Written task:
Copy every line that contains the string "page" from the entries below.

Begin Extracted data

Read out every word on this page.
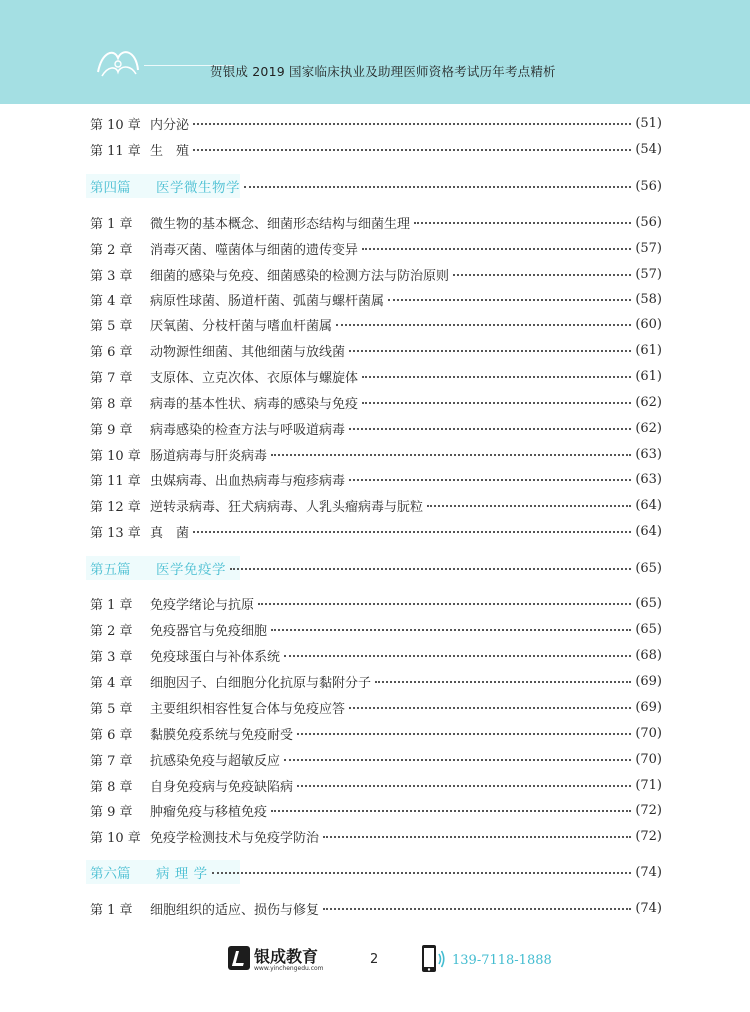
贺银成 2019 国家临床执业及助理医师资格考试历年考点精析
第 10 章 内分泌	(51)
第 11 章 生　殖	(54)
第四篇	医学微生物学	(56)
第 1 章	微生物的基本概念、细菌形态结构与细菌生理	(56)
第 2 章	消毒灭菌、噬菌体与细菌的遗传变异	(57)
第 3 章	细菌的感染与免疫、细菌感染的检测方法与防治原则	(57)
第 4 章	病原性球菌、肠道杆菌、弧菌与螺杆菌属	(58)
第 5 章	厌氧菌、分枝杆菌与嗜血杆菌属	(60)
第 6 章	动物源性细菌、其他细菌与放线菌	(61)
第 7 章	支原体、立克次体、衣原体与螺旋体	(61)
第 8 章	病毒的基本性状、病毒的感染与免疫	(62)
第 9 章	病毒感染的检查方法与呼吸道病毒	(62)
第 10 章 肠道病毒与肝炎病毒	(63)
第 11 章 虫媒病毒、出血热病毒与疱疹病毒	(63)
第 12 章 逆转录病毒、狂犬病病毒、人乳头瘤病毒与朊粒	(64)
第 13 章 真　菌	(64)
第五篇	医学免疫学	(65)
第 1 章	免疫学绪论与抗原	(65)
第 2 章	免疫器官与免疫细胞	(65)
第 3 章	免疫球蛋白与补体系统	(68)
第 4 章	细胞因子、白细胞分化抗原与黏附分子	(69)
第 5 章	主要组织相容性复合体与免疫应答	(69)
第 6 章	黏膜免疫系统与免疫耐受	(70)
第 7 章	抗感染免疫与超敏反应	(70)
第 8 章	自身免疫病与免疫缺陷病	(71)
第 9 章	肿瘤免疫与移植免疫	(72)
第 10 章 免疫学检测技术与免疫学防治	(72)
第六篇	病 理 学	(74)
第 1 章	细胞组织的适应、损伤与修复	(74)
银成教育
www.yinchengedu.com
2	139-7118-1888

End Extracted data
Begin Extracted data

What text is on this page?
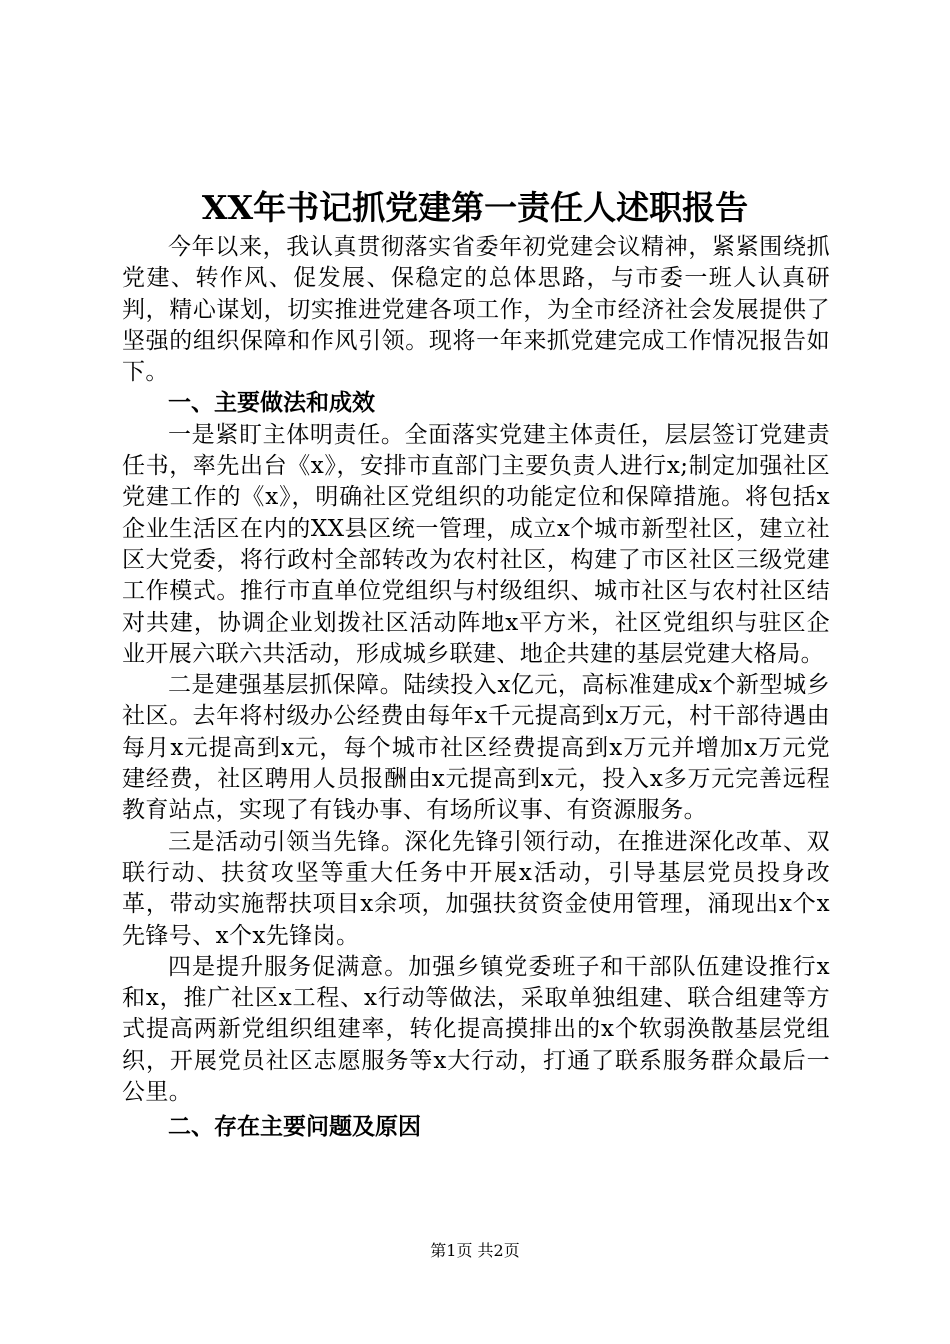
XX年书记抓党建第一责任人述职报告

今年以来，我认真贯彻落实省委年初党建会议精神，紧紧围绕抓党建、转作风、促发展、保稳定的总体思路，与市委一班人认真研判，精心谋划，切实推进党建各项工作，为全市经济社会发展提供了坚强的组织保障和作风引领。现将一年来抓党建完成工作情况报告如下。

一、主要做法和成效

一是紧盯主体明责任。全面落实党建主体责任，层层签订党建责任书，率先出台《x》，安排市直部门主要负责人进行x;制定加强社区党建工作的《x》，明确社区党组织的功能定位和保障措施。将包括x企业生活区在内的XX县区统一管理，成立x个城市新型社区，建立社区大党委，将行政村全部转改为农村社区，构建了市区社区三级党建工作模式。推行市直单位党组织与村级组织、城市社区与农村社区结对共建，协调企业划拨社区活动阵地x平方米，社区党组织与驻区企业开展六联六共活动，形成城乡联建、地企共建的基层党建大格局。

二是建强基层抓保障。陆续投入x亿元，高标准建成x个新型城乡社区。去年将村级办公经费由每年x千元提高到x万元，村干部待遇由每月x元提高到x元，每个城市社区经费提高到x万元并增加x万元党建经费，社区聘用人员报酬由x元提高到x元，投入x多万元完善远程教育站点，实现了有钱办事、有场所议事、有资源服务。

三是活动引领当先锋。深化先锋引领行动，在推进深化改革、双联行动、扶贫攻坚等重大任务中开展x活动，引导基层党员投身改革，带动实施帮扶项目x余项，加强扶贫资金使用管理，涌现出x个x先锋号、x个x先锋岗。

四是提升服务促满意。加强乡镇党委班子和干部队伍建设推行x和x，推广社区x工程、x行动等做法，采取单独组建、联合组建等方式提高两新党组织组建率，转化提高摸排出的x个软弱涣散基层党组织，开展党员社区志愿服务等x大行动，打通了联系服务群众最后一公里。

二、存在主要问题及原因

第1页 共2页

End Extracted data

Result:
Read out every word on this page.
What text is on this page?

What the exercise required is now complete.